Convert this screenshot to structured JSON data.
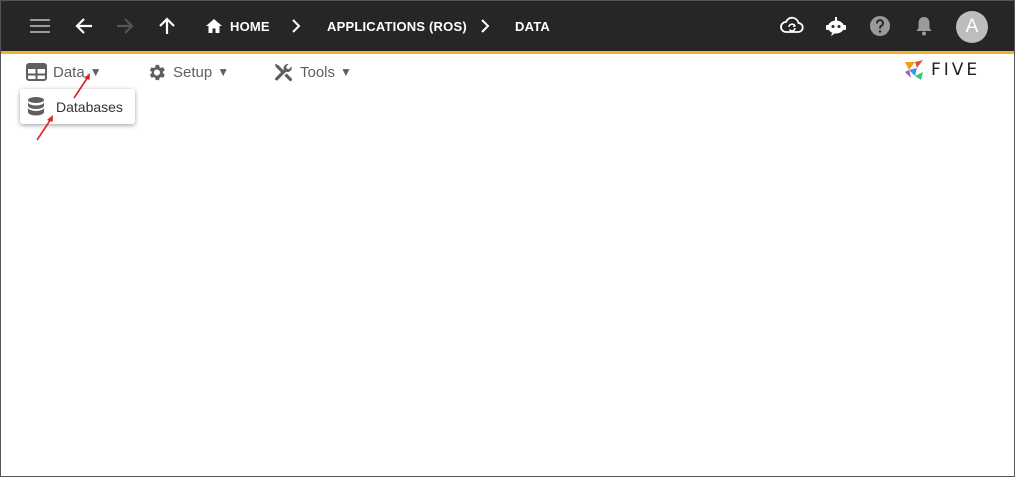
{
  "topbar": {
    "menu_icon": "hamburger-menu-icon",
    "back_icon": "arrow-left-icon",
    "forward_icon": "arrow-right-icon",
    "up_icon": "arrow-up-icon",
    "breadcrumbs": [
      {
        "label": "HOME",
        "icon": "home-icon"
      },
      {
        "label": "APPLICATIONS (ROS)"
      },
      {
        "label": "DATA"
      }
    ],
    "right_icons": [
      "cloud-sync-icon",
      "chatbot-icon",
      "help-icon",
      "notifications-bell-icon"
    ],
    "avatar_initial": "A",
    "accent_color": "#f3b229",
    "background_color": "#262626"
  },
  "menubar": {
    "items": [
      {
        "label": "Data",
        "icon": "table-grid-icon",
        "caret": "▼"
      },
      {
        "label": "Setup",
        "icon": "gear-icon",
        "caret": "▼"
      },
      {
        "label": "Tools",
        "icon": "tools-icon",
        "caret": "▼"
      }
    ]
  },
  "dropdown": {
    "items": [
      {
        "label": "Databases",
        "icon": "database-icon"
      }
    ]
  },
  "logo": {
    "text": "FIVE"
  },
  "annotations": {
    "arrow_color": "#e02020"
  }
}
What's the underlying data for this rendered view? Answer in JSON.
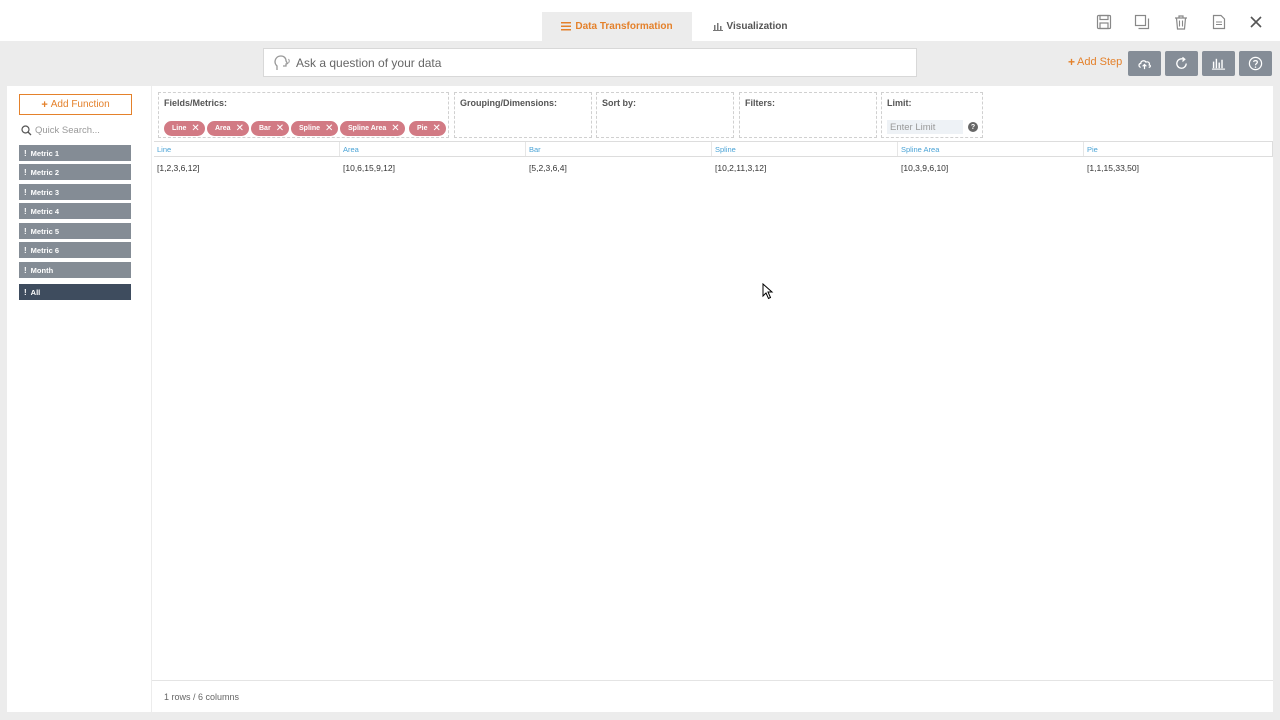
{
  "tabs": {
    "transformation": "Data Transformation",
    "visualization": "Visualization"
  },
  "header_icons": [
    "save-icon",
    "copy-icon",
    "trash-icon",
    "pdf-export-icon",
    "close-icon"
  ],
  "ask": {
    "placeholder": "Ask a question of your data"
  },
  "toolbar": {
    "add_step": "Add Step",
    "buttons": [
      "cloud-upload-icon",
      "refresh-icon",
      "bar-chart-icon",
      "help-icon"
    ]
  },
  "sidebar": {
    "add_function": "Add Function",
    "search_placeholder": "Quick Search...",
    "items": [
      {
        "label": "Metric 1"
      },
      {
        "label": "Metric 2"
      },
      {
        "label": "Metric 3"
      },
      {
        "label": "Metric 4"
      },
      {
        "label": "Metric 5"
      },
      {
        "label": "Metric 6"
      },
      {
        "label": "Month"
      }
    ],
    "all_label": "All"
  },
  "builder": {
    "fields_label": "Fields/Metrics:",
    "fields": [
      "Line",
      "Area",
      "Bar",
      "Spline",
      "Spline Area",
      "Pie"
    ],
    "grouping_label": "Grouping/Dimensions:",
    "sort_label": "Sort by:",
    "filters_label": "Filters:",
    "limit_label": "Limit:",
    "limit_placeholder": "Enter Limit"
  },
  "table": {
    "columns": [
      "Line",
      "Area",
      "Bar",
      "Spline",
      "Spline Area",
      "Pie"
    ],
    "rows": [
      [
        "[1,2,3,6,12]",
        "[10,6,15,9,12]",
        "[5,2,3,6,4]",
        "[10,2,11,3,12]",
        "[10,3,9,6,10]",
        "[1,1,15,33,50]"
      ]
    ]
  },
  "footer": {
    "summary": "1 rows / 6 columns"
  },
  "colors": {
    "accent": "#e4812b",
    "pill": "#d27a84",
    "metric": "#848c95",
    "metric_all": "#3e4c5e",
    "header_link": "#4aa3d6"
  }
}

_ _ _ _

Stated task
Extract the full listing above verbatim; pictures are to be left out of the copy.

In response
Convert this screenshot to structured JSON data.
{
  "topbar": {
    "menu_icon": "hamburger-menu-icon",
    "back_icon": "arrow-left-icon",
    "forward_icon": "arrow-right-icon",
    "up_icon": "arrow-up-icon",
    "breadcrumbs": [
      {
        "label": "HOME",
        "icon": "home-icon"
      },
      {
        "label": "APPLICATIONS (ROS)"
      },
      {
        "label": "DATA"
      }
    ],
    "right_icons": [
      "cloud-sync-icon",
      "chatbot-icon",
      "help-icon",
      "notifications-bell-icon"
    ],
    "avatar_initial": "A",
    "accent_color": "#f3b229",
    "background_color": "#262626"
  },
  "menubar": {
    "items": [
      {
        "label": "Data",
        "icon": "table-grid-icon",
        "caret": "▼"
      },
      {
        "label": "Setup",
        "icon": "gear-icon",
        "caret": "▼"
      },
      {
        "label": "Tools",
        "icon": "tools-icon",
        "caret": "▼"
      }
    ]
  },
  "dropdown": {
    "items": [
      {
        "label": "Databases",
        "icon": "database-icon"
      }
    ]
  },
  "logo": {
    "text": "FIVE"
  },
  "annotations": {
    "arrow_color": "#e02020"
  }
}
What's the underlying data for this rendered view? Answer in JSON.
{
  "tabs": {
    "transformation": "Data Transformation",
    "visualization": "Visualization"
  },
  "header_icons": [
    "save-icon",
    "copy-icon",
    "trash-icon",
    "pdf-export-icon",
    "close-icon"
  ],
  "ask": {
    "placeholder": "Ask a question of your data"
  },
  "toolbar": {
    "add_step": "Add Step",
    "buttons": [
      "cloud-upload-icon",
      "refresh-icon",
      "bar-chart-icon",
      "help-icon"
    ]
  },
  "sidebar": {
    "add_function": "Add Function",
    "search_placeholder": "Quick Search...",
    "items": [
      {
        "label": "Metric 1"
      },
      {
        "label": "Metric 2"
      },
      {
        "label": "Metric 3"
      },
      {
        "label": "Metric 4"
      },
      {
        "label": "Metric 5"
      },
      {
        "label": "Metric 6"
      },
      {
        "label": "Month"
      }
    ],
    "all_label": "All"
  },
  "builder": {
    "fields_label": "Fields/Metrics:",
    "fields": [
      "Line",
      "Area",
      "Bar",
      "Spline",
      "Spline Area",
      "Pie"
    ],
    "grouping_label": "Grouping/Dimensions:",
    "sort_label": "Sort by:",
    "filters_label": "Filters:",
    "limit_label": "Limit:",
    "limit_placeholder": "Enter Limit"
  },
  "table": {
    "columns": [
      "Line",
      "Area",
      "Bar",
      "Spline",
      "Spline Area",
      "Pie"
    ],
    "rows": [
      [
        "[1,2,3,6,12]",
        "[10,6,15,9,12]",
        "[5,2,3,6,4]",
        "[10,2,11,3,12]",
        "[10,3,9,6,10]",
        "[1,1,15,33,50]"
      ]
    ]
  },
  "footer": {
    "summary": "1 rows / 6 columns"
  },
  "colors": {
    "accent": "#e4812b",
    "pill": "#d27a84",
    "metric": "#848c95",
    "metric_all": "#3e4c5e",
    "header_link": "#4aa3d6"
  }
}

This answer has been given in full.